# MATERIAL FOR THE TASK
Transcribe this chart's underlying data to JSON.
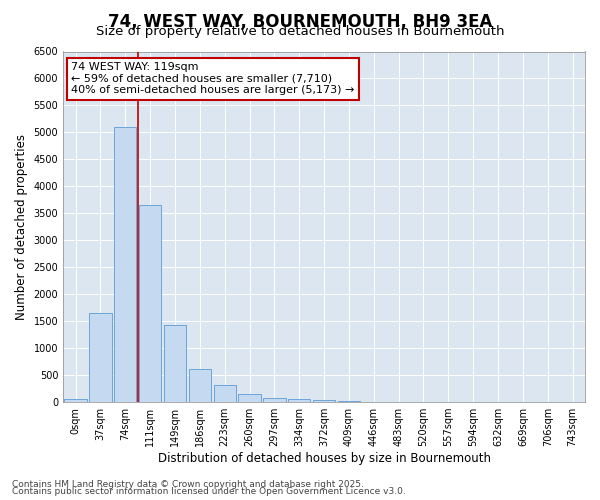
{
  "title": "74, WEST WAY, BOURNEMOUTH, BH9 3EA",
  "subtitle": "Size of property relative to detached houses in Bournemouth",
  "xlabel": "Distribution of detached houses by size in Bournemouth",
  "ylabel": "Number of detached properties",
  "categories": [
    "0sqm",
    "37sqm",
    "74sqm",
    "111sqm",
    "149sqm",
    "186sqm",
    "223sqm",
    "260sqm",
    "297sqm",
    "334sqm",
    "372sqm",
    "409sqm",
    "446sqm",
    "483sqm",
    "520sqm",
    "557sqm",
    "594sqm",
    "632sqm",
    "669sqm",
    "706sqm",
    "743sqm"
  ],
  "values": [
    65,
    1650,
    5100,
    3650,
    1430,
    610,
    310,
    150,
    80,
    50,
    30,
    15,
    5,
    2,
    1,
    1,
    0,
    0,
    0,
    0,
    0
  ],
  "bar_color": "#c5d9f1",
  "bar_edge_color": "#5b9bd5",
  "vline_color": "#c00000",
  "vline_position": 2.5,
  "annotation_line1": "74 WEST WAY: 119sqm",
  "annotation_line2": "← 59% of detached houses are smaller (7,710)",
  "annotation_line3": "40% of semi-detached houses are larger (5,173) →",
  "annotation_box_color": "#c00000",
  "ylim": [
    0,
    6500
  ],
  "yticks": [
    0,
    500,
    1000,
    1500,
    2000,
    2500,
    3000,
    3500,
    4000,
    4500,
    5000,
    5500,
    6000,
    6500
  ],
  "footer_line1": "Contains HM Land Registry data © Crown copyright and database right 2025.",
  "footer_line2": "Contains public sector information licensed under the Open Government Licence v3.0.",
  "fig_bg_color": "#ffffff",
  "plot_bg_color": "#dce6f1",
  "grid_color": "#ffffff",
  "title_fontsize": 12,
  "subtitle_fontsize": 9.5,
  "axis_label_fontsize": 8.5,
  "tick_fontsize": 7,
  "footer_fontsize": 6.5,
  "annotation_fontsize": 8
}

# WHAT THIS TASK INVOLVES
Write the records out once more, exactly as they appear, with no pictures.

# REPLY TO THE TASK
Transcribe this chart's underlying data to JSON.
{
  "title": "74, WEST WAY, BOURNEMOUTH, BH9 3EA",
  "subtitle": "Size of property relative to detached houses in Bournemouth",
  "xlabel": "Distribution of detached houses by size in Bournemouth",
  "ylabel": "Number of detached properties",
  "categories": [
    "0sqm",
    "37sqm",
    "74sqm",
    "111sqm",
    "149sqm",
    "186sqm",
    "223sqm",
    "260sqm",
    "297sqm",
    "334sqm",
    "372sqm",
    "409sqm",
    "446sqm",
    "483sqm",
    "520sqm",
    "557sqm",
    "594sqm",
    "632sqm",
    "669sqm",
    "706sqm",
    "743sqm"
  ],
  "values": [
    65,
    1650,
    5100,
    3650,
    1430,
    610,
    310,
    150,
    80,
    50,
    30,
    15,
    5,
    2,
    1,
    1,
    0,
    0,
    0,
    0,
    0
  ],
  "bar_color": "#c5d9f1",
  "bar_edge_color": "#5b9bd5",
  "vline_color": "#c00000",
  "vline_position": 2.5,
  "annotation_line1": "74 WEST WAY: 119sqm",
  "annotation_line2": "← 59% of detached houses are smaller (7,710)",
  "annotation_line3": "40% of semi-detached houses are larger (5,173) →",
  "annotation_box_color": "#c00000",
  "ylim": [
    0,
    6500
  ],
  "yticks": [
    0,
    500,
    1000,
    1500,
    2000,
    2500,
    3000,
    3500,
    4000,
    4500,
    5000,
    5500,
    6000,
    6500
  ],
  "footer_line1": "Contains HM Land Registry data © Crown copyright and database right 2025.",
  "footer_line2": "Contains public sector information licensed under the Open Government Licence v3.0.",
  "fig_bg_color": "#ffffff",
  "plot_bg_color": "#dce6f1",
  "grid_color": "#ffffff",
  "title_fontsize": 12,
  "subtitle_fontsize": 9.5,
  "axis_label_fontsize": 8.5,
  "tick_fontsize": 7,
  "footer_fontsize": 6.5,
  "annotation_fontsize": 8
}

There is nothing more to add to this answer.